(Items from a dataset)
* BEGIN *

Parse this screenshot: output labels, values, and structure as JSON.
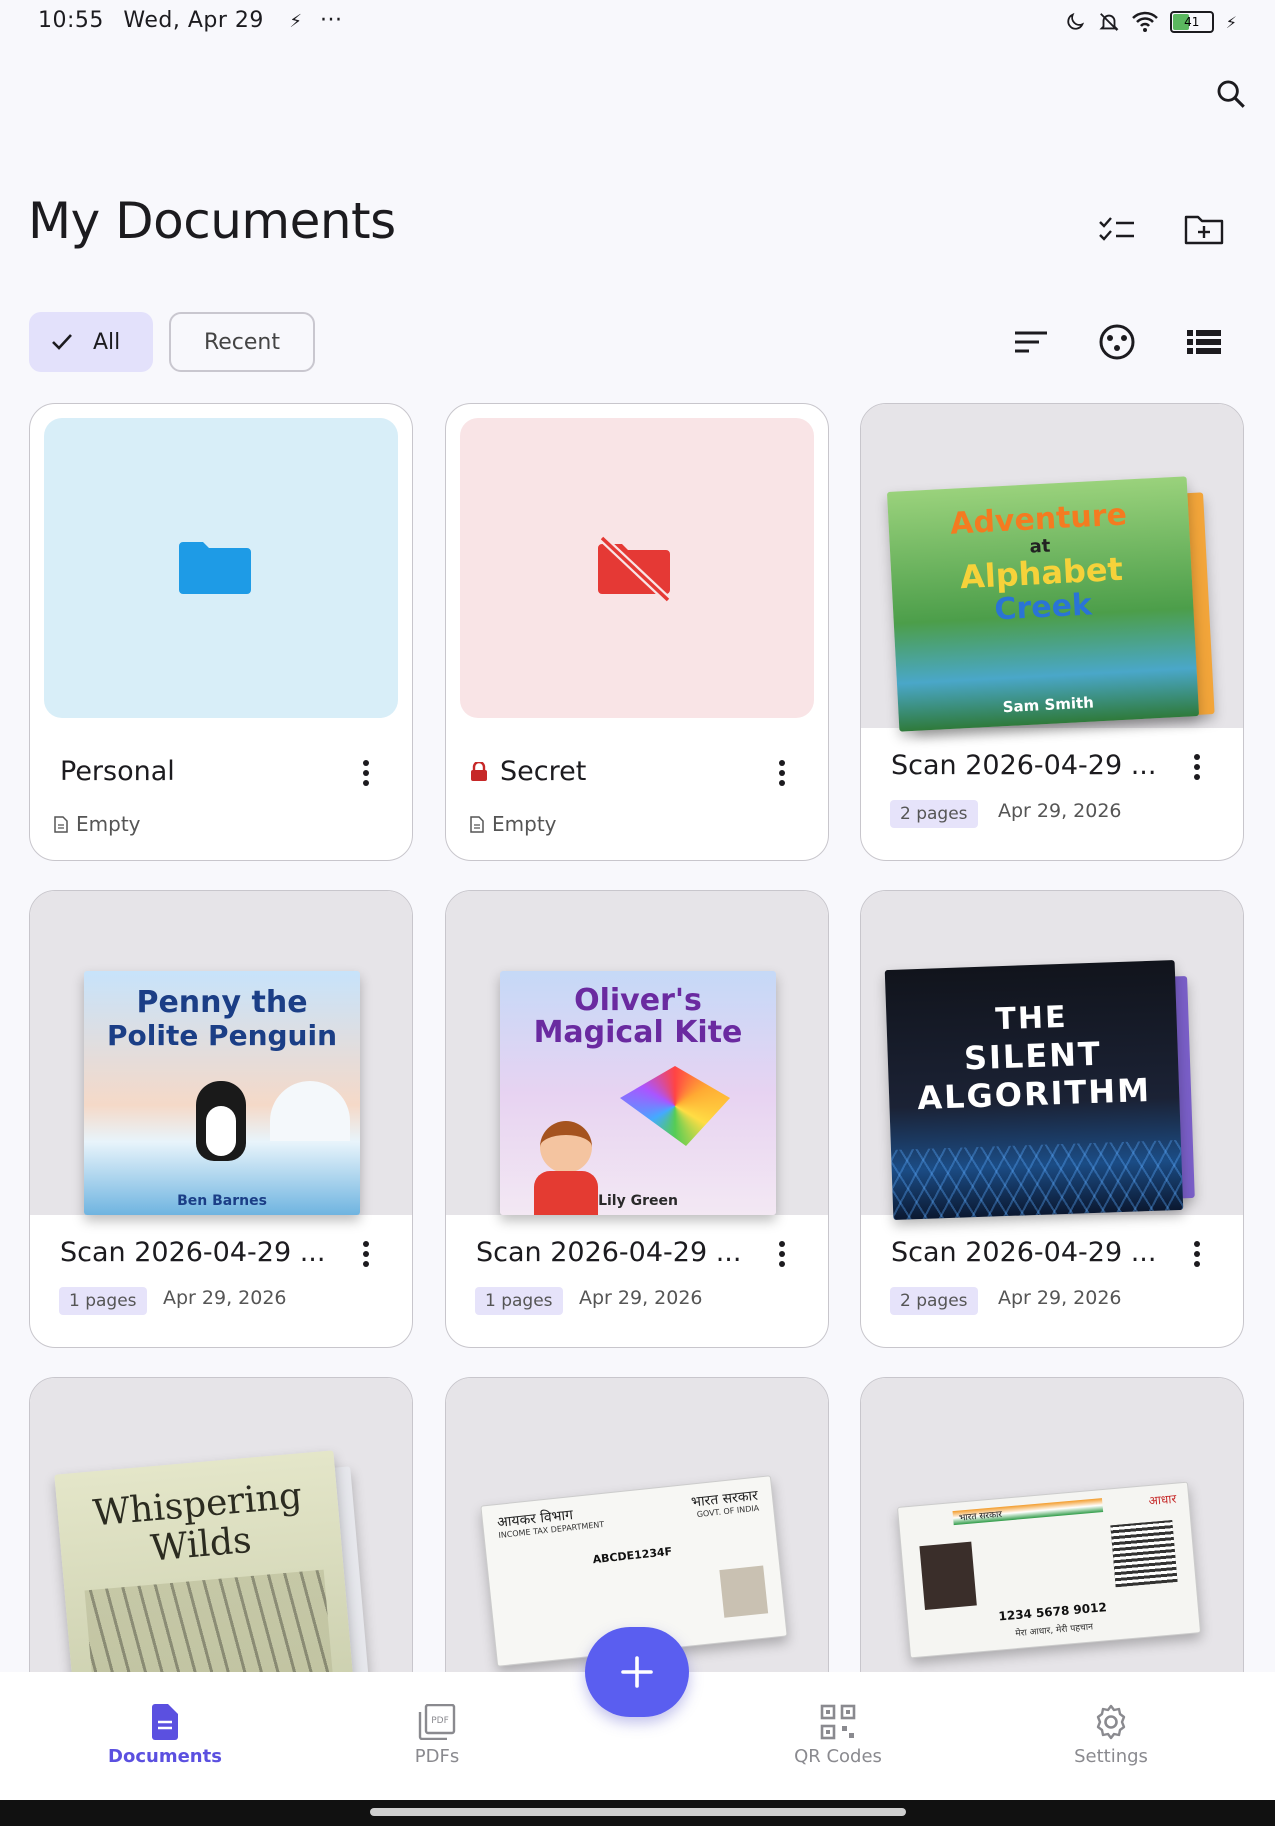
{
  "status_bar": {
    "time": "10:55",
    "date": "Wed, Apr 29",
    "battery_level": 41
  },
  "header": {
    "title": "My Documents"
  },
  "filters": {
    "all_label": "All",
    "recent_label": "Recent",
    "selected": "All"
  },
  "cards": [
    {
      "title": "Personal",
      "meta": "Empty",
      "type": "folder"
    },
    {
      "title": "Secret",
      "meta": "Empty",
      "type": "locked-folder"
    },
    {
      "title": "Scan 2026-04-29 ...",
      "pages": "2 pages",
      "date": "Apr 29, 2026"
    },
    {
      "title": "Scan 2026-04-29 ...",
      "pages": "1 pages",
      "date": "Apr 29, 2026"
    },
    {
      "title": "Scan 2026-04-29 ...",
      "pages": "1 pages",
      "date": "Apr 29, 2026"
    },
    {
      "title": "Scan 2026-04-29 ...",
      "pages": "2 pages",
      "date": "Apr 29, 2026"
    }
  ],
  "covers": {
    "c1": {
      "line1": "Adventure",
      "line2": "at",
      "line3": "Alphabet",
      "line4": "Creek",
      "author": "Sam Smith"
    },
    "c2": {
      "line1": "Penny the",
      "line2": "Polite Penguin",
      "author": "Ben Barnes"
    },
    "c3": {
      "line1": "Oliver's",
      "line2": "Magical Kite",
      "author": "Lily Green"
    },
    "c4": {
      "line1": "THE",
      "line2": "SILENT",
      "line3": "ALGORITHM"
    },
    "c5": {
      "line1": "Whispering",
      "line2": "Wilds"
    },
    "c6": {
      "line1": "आयकर विभाग",
      "line2": "भारत सरकार",
      "line3": "INCOME TAX DEPARTMENT",
      "line4": "GOVT. OF INDIA",
      "line5": "ABCDE1234F"
    },
    "c7": {
      "line1": "भारत सरकार",
      "line2": "1234 5678 9012",
      "line3": "मेरा आधार, मेरी पहचान",
      "line4": "आधार"
    }
  },
  "nav": {
    "documents": "Documents",
    "pdfs": "PDFs",
    "qr_codes": "QR Codes",
    "settings": "Settings",
    "active": "Documents"
  },
  "colors": {
    "accent": "#5a5ef0",
    "chip_selected_bg": "#e3e1fb",
    "folder_blue": "#1e9be6",
    "folder_blue_bg": "#d8eef8",
    "secret_red": "#e53935",
    "secret_bg": "#f9e4e6"
  }
}
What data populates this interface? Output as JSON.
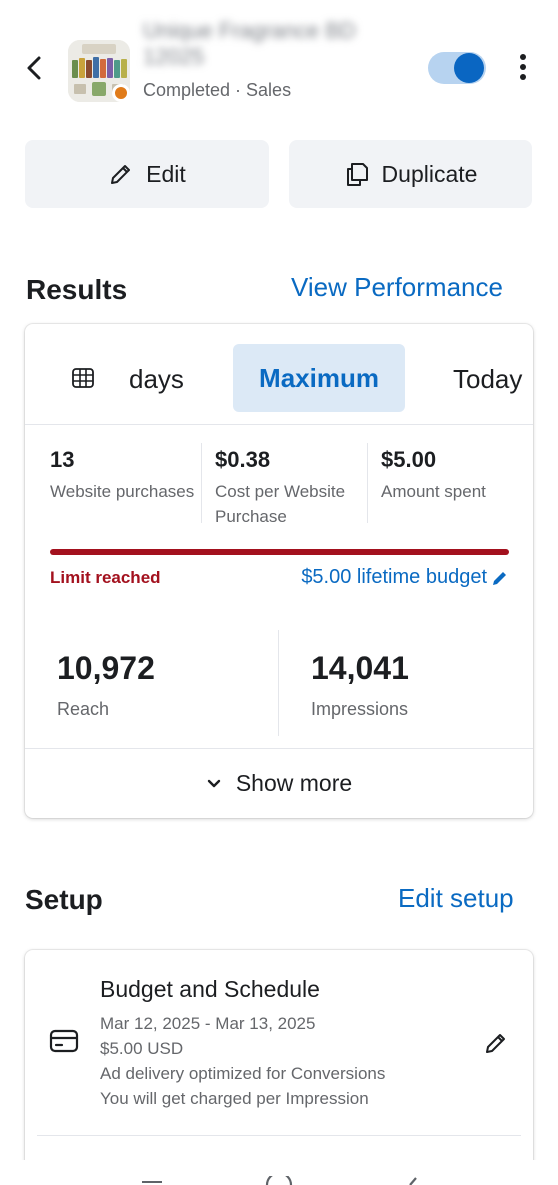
{
  "header": {
    "title_line1": "Unique Fragrance BD",
    "title_line2": "12025",
    "subtitle": "Completed · Sales",
    "status_color": "#e07b1a",
    "toggle_on": true
  },
  "actions": {
    "edit_label": "Edit",
    "duplicate_label": "Duplicate"
  },
  "results": {
    "title": "Results",
    "link": "View Performance",
    "tabs": [
      "days",
      "Maximum",
      "Today"
    ],
    "selected_tab": "Maximum",
    "metrics": [
      {
        "value": "13",
        "label": "Website purchases"
      },
      {
        "value": "$0.38",
        "label": "Cost per Website Purchase"
      },
      {
        "value": "$5.00",
        "label": "Amount spent"
      }
    ],
    "budget_progress": 1.0,
    "limit_text": "Limit reached",
    "budget_text": "$5.00 lifetime budget",
    "big_metrics": [
      {
        "value": "10,972",
        "label": "Reach"
      },
      {
        "value": "14,041",
        "label": "Impressions"
      }
    ],
    "show_more": "Show more"
  },
  "setup": {
    "title": "Setup",
    "link": "Edit setup",
    "item_title": "Budget and Schedule",
    "lines": [
      "Mar 12, 2025 - Mar 13, 2025",
      "$5.00 USD",
      "Ad delivery optimized for Conversions",
      "You will get charged per Impression"
    ]
  },
  "colors": {
    "accent": "#0a6ac2",
    "limit_red": "#a3111e",
    "tab_selected_bg": "#dce9f6"
  }
}
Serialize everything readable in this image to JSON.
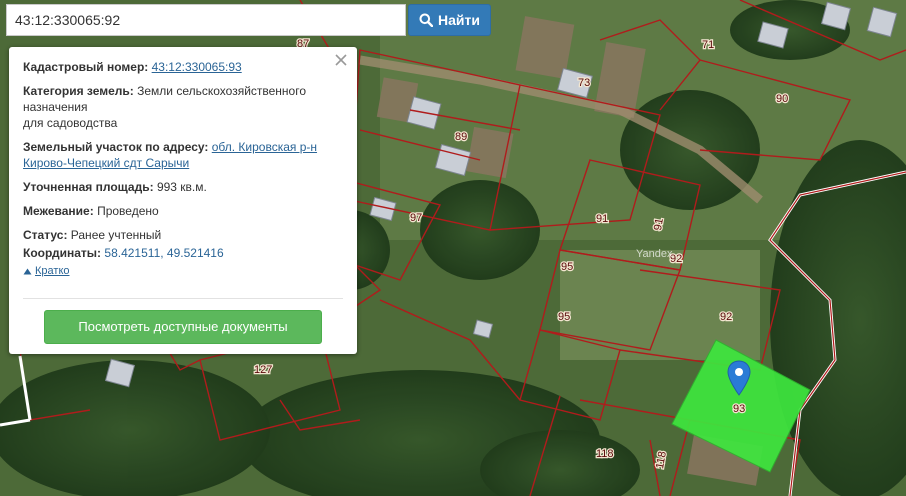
{
  "search": {
    "value": "43:12:330065:92",
    "button_label": "Найти",
    "button_icon": "search-icon"
  },
  "popup": {
    "cadastral_label": "Кадастровый номер:",
    "cadastral_value": "43:12:330065:93",
    "category_label": "Категория земель:",
    "category_value_line1": "Земли сельскохозяйственного",
    "category_value_line2": "назначения",
    "category_value_line3": "для садоводства",
    "address_label": "Земельный участок по адресу:",
    "address_value_line1": "обл. Кировская р-н",
    "address_value_line2": "Кирово-Чепецкий сдт Сарычи",
    "area_label": "Уточненная площадь:",
    "area_value": "993 кв.м.",
    "survey_label": "Межевание:",
    "survey_value": "Проведено",
    "status_label": "Статус:",
    "status_value": "Ранее учтенный",
    "coords_label": "Координаты:",
    "coords_value": "58.421511, 49.521416",
    "collapse_label": "Кратко",
    "documents_button": "Посмотреть доступные документы"
  },
  "map": {
    "attribution": "Yandex",
    "selected_plot_color": "#3ee63e",
    "boundary_color": "#b01c1c",
    "marker_color": "#2a7bd6",
    "plot_labels": [
      "87",
      "71",
      "73",
      "90",
      "89",
      "97",
      "91",
      "91",
      "92",
      "95",
      "95",
      "92",
      "93",
      "127",
      "118",
      "118"
    ]
  }
}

* END *

■ Problem requirements ■
The records shown above are to be repeated exactly, with the pictures left out.

■ Written solution ■
Parse this screenshot: output labels, values, and structure as JSON.
{
  "status_bar": {
    "time": "10:55",
    "date": "Wed, Apr 29",
    "battery_level": 41
  },
  "header": {
    "title": "My Documents"
  },
  "filters": {
    "all_label": "All",
    "recent_label": "Recent",
    "selected": "All"
  },
  "cards": [
    {
      "title": "Personal",
      "meta": "Empty",
      "type": "folder"
    },
    {
      "title": "Secret",
      "meta": "Empty",
      "type": "locked-folder"
    },
    {
      "title": "Scan 2026-04-29 ...",
      "pages": "2 pages",
      "date": "Apr 29, 2026"
    },
    {
      "title": "Scan 2026-04-29 ...",
      "pages": "1 pages",
      "date": "Apr 29, 2026"
    },
    {
      "title": "Scan 2026-04-29 ...",
      "pages": "1 pages",
      "date": "Apr 29, 2026"
    },
    {
      "title": "Scan 2026-04-29 ...",
      "pages": "2 pages",
      "date": "Apr 29, 2026"
    }
  ],
  "covers": {
    "c1": {
      "line1": "Adventure",
      "line2": "at",
      "line3": "Alphabet",
      "line4": "Creek",
      "author": "Sam Smith"
    },
    "c2": {
      "line1": "Penny the",
      "line2": "Polite Penguin",
      "author": "Ben Barnes"
    },
    "c3": {
      "line1": "Oliver's",
      "line2": "Magical Kite",
      "author": "Lily Green"
    },
    "c4": {
      "line1": "THE",
      "line2": "SILENT",
      "line3": "ALGORITHM"
    },
    "c5": {
      "line1": "Whispering",
      "line2": "Wilds"
    },
    "c6": {
      "line1": "आयकर विभाग",
      "line2": "भारत सरकार",
      "line3": "INCOME TAX DEPARTMENT",
      "line4": "GOVT. OF INDIA",
      "line5": "ABCDE1234F"
    },
    "c7": {
      "line1": "भारत सरकार",
      "line2": "1234 5678 9012",
      "line3": "मेरा आधार, मेरी पहचान",
      "line4": "आधार"
    }
  },
  "nav": {
    "documents": "Documents",
    "pdfs": "PDFs",
    "qr_codes": "QR Codes",
    "settings": "Settings",
    "active": "Documents"
  },
  "colors": {
    "accent": "#5a5ef0",
    "chip_selected_bg": "#e3e1fb",
    "folder_blue": "#1e9be6",
    "folder_blue_bg": "#d8eef8",
    "secret_red": "#e53935",
    "secret_bg": "#f9e4e6"
  }
}
What data populates this interface? Output as JSON.
{
  "header": {
    "title_line1": "Unique Fragrance BD",
    "title_line2": "12025",
    "subtitle": "Completed · Sales",
    "status_color": "#e07b1a",
    "toggle_on": true
  },
  "actions": {
    "edit_label": "Edit",
    "duplicate_label": "Duplicate"
  },
  "results": {
    "title": "Results",
    "link": "View Performance",
    "tabs": [
      "days",
      "Maximum",
      "Today"
    ],
    "selected_tab": "Maximum",
    "metrics": [
      {
        "value": "13",
        "label": "Website purchases"
      },
      {
        "value": "$0.38",
        "label": "Cost per Website Purchase"
      },
      {
        "value": "$5.00",
        "label": "Amount spent"
      }
    ],
    "budget_progress": 1.0,
    "limit_text": "Limit reached",
    "budget_text": "$5.00 lifetime budget",
    "big_metrics": [
      {
        "value": "10,972",
        "label": "Reach"
      },
      {
        "value": "14,041",
        "label": "Impressions"
      }
    ],
    "show_more": "Show more"
  },
  "setup": {
    "title": "Setup",
    "link": "Edit setup",
    "item_title": "Budget and Schedule",
    "lines": [
      "Mar 12, 2025 - Mar 13, 2025",
      "$5.00 USD",
      "Ad delivery optimized for Conversions",
      "You will get charged per Impression"
    ]
  },
  "colors": {
    "accent": "#0a6ac2",
    "limit_red": "#a3111e",
    "tab_selected_bg": "#dce9f6"
  }
}
Serialize everything readable in this image to JSON.
{
  "search": {
    "value": "43:12:330065:92",
    "button_label": "Найти",
    "button_icon": "search-icon"
  },
  "popup": {
    "cadastral_label": "Кадастровый номер:",
    "cadastral_value": "43:12:330065:93",
    "category_label": "Категория земель:",
    "category_value_line1": "Земли сельскохозяйственного",
    "category_value_line2": "назначения",
    "category_value_line3": "для садоводства",
    "address_label": "Земельный участок по адресу:",
    "address_value_line1": "обл. Кировская р-н",
    "address_value_line2": "Кирово-Чепецкий сдт Сарычи",
    "area_label": "Уточненная площадь:",
    "area_value": "993 кв.м.",
    "survey_label": "Межевание:",
    "survey_value": "Проведено",
    "status_label": "Статус:",
    "status_value": "Ранее учтенный",
    "coords_label": "Координаты:",
    "coords_value": "58.421511, 49.521416",
    "collapse_label": "Кратко",
    "documents_button": "Посмотреть доступные документы"
  },
  "map": {
    "attribution": "Yandex",
    "selected_plot_color": "#3ee63e",
    "boundary_color": "#b01c1c",
    "marker_color": "#2a7bd6",
    "plot_labels": [
      "87",
      "71",
      "73",
      "90",
      "89",
      "97",
      "91",
      "91",
      "92",
      "95",
      "95",
      "92",
      "93",
      "127",
      "118",
      "118"
    ]
  }
}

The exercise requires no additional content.